[Entries supplied start]
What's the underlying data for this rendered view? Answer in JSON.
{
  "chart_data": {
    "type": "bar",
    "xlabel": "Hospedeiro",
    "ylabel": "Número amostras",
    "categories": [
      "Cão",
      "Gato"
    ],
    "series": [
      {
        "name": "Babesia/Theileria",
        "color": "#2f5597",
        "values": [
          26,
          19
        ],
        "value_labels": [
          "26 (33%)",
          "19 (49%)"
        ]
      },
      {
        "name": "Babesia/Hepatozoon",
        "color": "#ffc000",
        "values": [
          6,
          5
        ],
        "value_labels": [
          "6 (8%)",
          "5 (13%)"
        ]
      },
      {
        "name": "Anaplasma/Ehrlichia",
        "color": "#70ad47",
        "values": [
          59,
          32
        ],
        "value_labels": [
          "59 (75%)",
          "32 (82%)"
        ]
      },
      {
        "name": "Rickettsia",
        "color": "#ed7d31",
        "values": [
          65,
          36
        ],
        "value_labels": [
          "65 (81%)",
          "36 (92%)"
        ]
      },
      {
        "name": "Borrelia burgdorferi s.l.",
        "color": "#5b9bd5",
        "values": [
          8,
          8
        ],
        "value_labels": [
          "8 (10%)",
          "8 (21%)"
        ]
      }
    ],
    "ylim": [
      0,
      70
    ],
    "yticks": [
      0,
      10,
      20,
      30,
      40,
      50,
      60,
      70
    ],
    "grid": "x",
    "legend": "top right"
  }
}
[Entries supplied end]
## Aim
Show the lines of the records that include the string "name".

## Solution to the exercise
        "name": "Babesia/Theileria",
        "name": "Babesia/Hepatozoon",
        "name": "Anaplasma/Ehrlichia",
        "name": "Rickettsia",
        "name": "Borrelia burgdorferi s.l.",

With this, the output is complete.